▶ **Task statement**
Omit every picture and write out the rest of the records exactly.

▶ **Dataset entries**
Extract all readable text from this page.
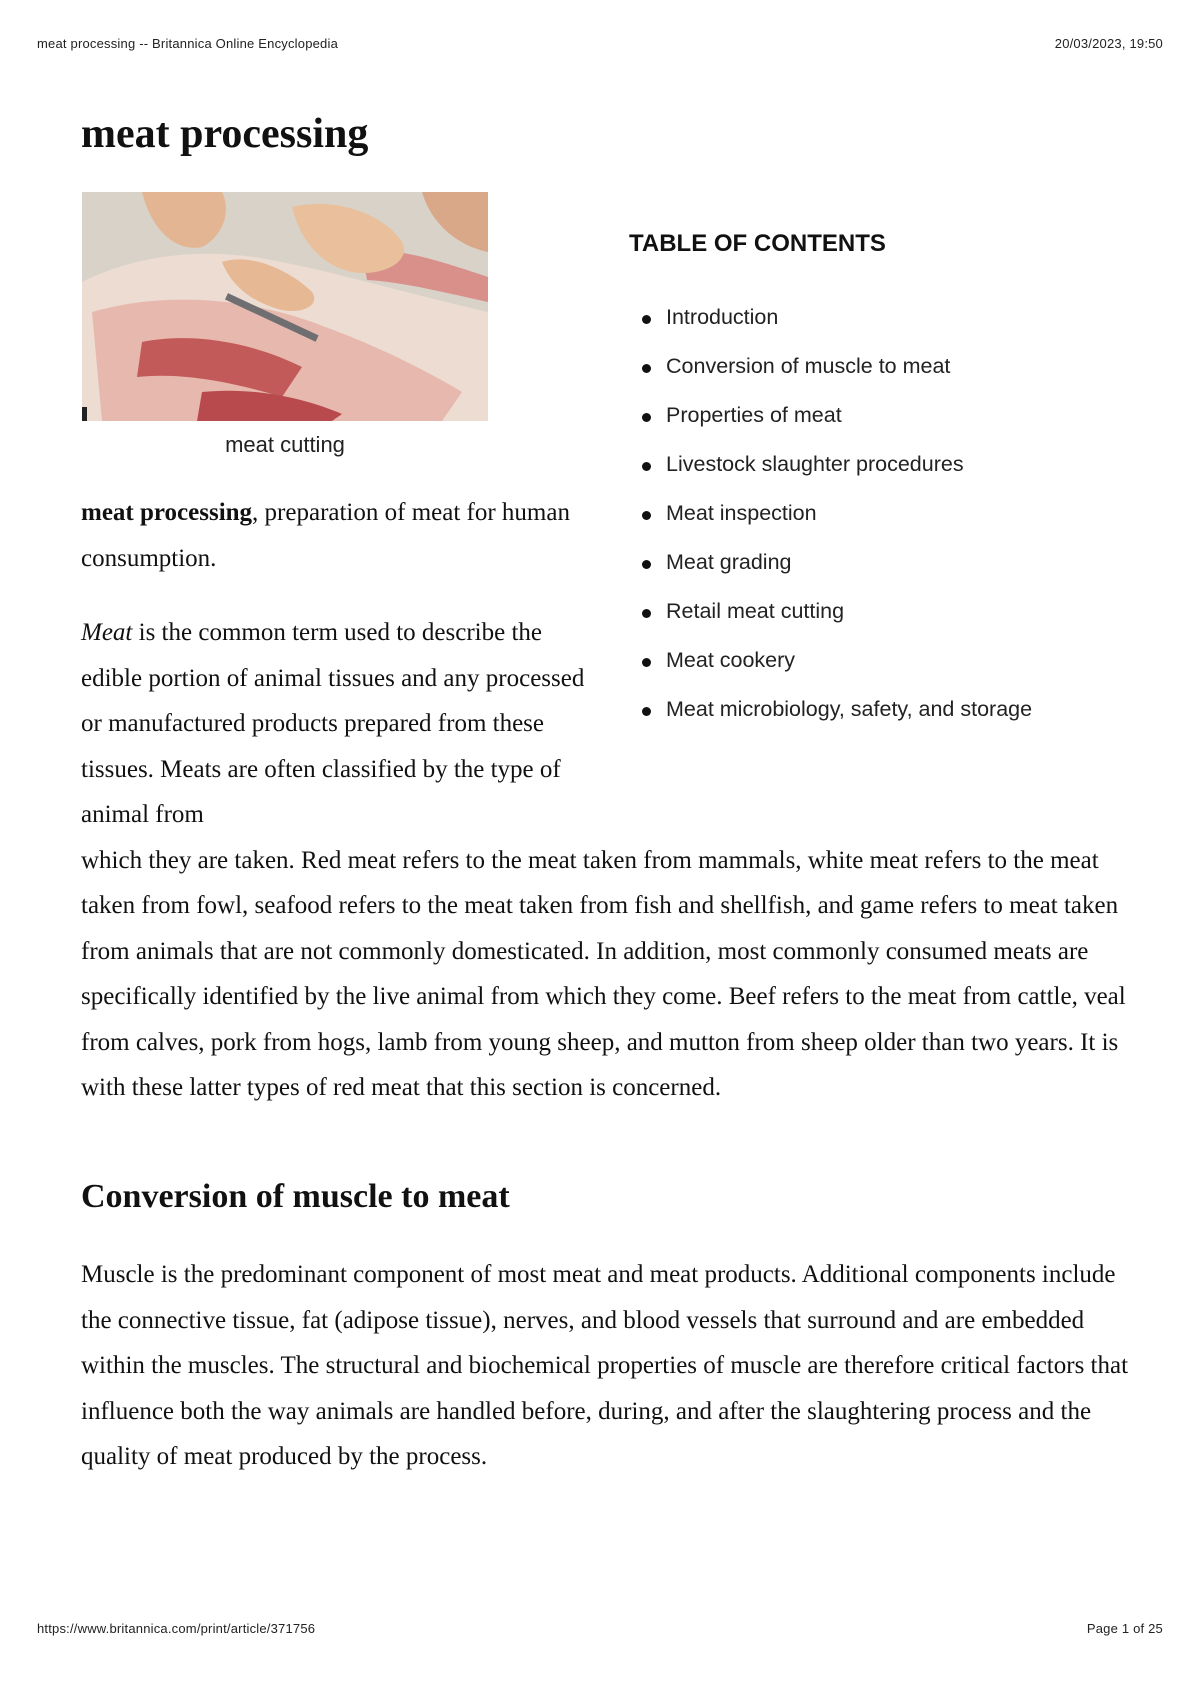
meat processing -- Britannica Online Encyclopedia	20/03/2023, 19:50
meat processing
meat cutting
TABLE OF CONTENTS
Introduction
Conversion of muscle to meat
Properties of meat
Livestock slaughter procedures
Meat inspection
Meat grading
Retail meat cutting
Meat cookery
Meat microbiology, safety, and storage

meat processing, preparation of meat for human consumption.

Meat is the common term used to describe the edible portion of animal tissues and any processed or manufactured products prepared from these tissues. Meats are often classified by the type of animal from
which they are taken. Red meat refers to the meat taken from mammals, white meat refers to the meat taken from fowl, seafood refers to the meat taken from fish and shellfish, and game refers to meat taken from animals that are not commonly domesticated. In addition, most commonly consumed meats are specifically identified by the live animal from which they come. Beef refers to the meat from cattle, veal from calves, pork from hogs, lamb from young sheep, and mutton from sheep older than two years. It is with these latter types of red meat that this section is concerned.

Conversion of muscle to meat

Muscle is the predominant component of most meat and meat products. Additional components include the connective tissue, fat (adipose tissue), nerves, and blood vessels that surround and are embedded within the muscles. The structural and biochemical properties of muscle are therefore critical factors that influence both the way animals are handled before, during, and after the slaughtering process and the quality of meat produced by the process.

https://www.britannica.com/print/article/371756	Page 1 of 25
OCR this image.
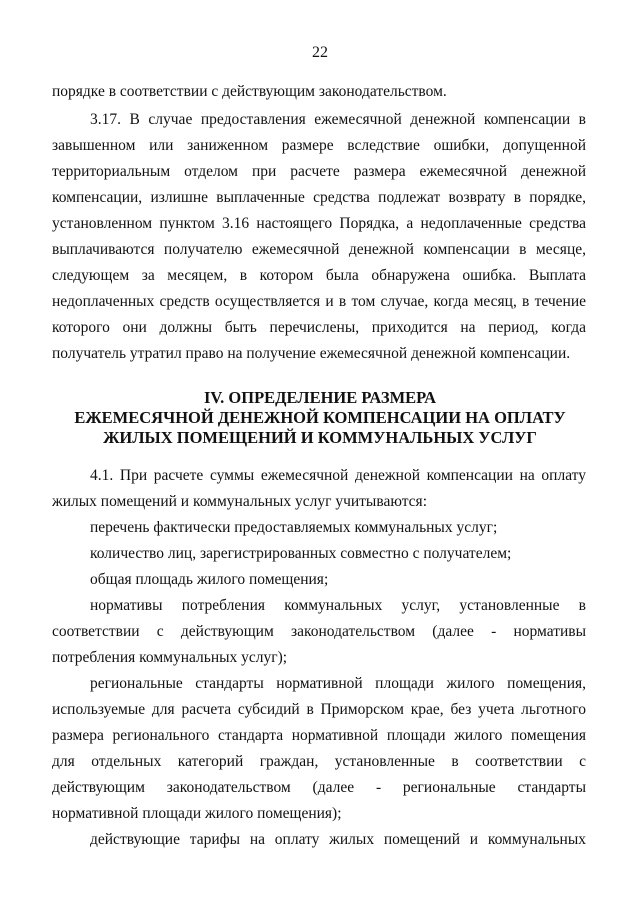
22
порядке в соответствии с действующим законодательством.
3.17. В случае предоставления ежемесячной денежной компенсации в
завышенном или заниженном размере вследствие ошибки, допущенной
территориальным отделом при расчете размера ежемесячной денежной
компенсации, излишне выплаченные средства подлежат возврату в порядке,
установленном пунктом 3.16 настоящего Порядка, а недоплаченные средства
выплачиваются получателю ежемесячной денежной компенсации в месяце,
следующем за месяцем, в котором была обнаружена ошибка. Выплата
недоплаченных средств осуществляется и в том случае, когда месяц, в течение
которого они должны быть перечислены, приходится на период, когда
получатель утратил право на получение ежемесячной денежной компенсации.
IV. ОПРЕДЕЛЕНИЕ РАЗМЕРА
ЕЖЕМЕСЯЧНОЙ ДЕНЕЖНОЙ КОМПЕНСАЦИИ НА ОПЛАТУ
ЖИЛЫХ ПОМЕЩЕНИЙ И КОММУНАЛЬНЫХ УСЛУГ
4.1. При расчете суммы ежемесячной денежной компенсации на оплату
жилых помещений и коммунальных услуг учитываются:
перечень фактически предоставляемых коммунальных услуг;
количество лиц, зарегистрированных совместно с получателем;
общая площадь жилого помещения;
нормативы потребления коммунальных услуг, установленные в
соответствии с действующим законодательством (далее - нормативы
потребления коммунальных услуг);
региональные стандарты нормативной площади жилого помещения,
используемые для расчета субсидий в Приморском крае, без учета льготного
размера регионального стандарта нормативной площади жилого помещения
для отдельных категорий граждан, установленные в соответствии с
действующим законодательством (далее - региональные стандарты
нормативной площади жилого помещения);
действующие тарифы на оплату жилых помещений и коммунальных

▶ **Answer to this problem**
Extract all readable text from this page.
meat processing -- Britannica Online Encyclopedia	20/03/2023, 19:50
meat processing
meat cutting
TABLE OF CONTENTS
Introduction
Conversion of muscle to meat
Properties of meat
Livestock slaughter procedures
Meat inspection
Meat grading
Retail meat cutting
Meat cookery
Meat microbiology, safety, and storage

meat processing, preparation of meat for human consumption.

Meat is the common term used to describe the edible portion of animal tissues and any processed or manufactured products prepared from these tissues. Meats are often classified by the type of animal from
which they are taken. Red meat refers to the meat taken from mammals, white meat refers to the meat taken from fowl, seafood refers to the meat taken from fish and shellfish, and game refers to meat taken from animals that are not commonly domesticated. In addition, most commonly consumed meats are specifically identified by the live animal from which they come. Beef refers to the meat from cattle, veal from calves, pork from hogs, lamb from young sheep, and mutton from sheep older than two years. It is with these latter types of red meat that this section is concerned.

Conversion of muscle to meat

Muscle is the predominant component of most meat and meat products. Additional components include the connective tissue, fat (adipose tissue), nerves, and blood vessels that surround and are embedded within the muscles. The structural and biochemical properties of muscle are therefore critical factors that influence both the way animals are handled before, during, and after the slaughtering process and the quality of meat produced by the process.

https://www.britannica.com/print/article/371756	Page 1 of 25
OCR this image.
22
порядке в соответствии с действующим законодательством.
3.17. В случае предоставления ежемесячной денежной компенсации в
завышенном или заниженном размере вследствие ошибки, допущенной
территориальным отделом при расчете размера ежемесячной денежной
компенсации, излишне выплаченные средства подлежат возврату в порядке,
установленном пунктом 3.16 настоящего Порядка, а недоплаченные средства
выплачиваются получателю ежемесячной денежной компенсации в месяце,
следующем за месяцем, в котором была обнаружена ошибка. Выплата
недоплаченных средств осуществляется и в том случае, когда месяц, в течение
которого они должны быть перечислены, приходится на период, когда
получатель утратил право на получение ежемесячной денежной компенсации.
IV. ОПРЕДЕЛЕНИЕ РАЗМЕРА
ЕЖЕМЕСЯЧНОЙ ДЕНЕЖНОЙ КОМПЕНСАЦИИ НА ОПЛАТУ
ЖИЛЫХ ПОМЕЩЕНИЙ И КОММУНАЛЬНЫХ УСЛУГ
4.1. При расчете суммы ежемесячной денежной компенсации на оплату
жилых помещений и коммунальных услуг учитываются:
перечень фактически предоставляемых коммунальных услуг;
количество лиц, зарегистрированных совместно с получателем;
общая площадь жилого помещения;
нормативы потребления коммунальных услуг, установленные в
соответствии с действующим законодательством (далее - нормативы
потребления коммунальных услуг);
региональные стандарты нормативной площади жилого помещения,
используемые для расчета субсидий в Приморском крае, без учета льготного
размера регионального стандарта нормативной площади жилого помещения
для отдельных категорий граждан, установленные в соответствии с
действующим законодательством (далее - региональные стандарты
нормативной площади жилого помещения);
действующие тарифы на оплату жилых помещений и коммунальных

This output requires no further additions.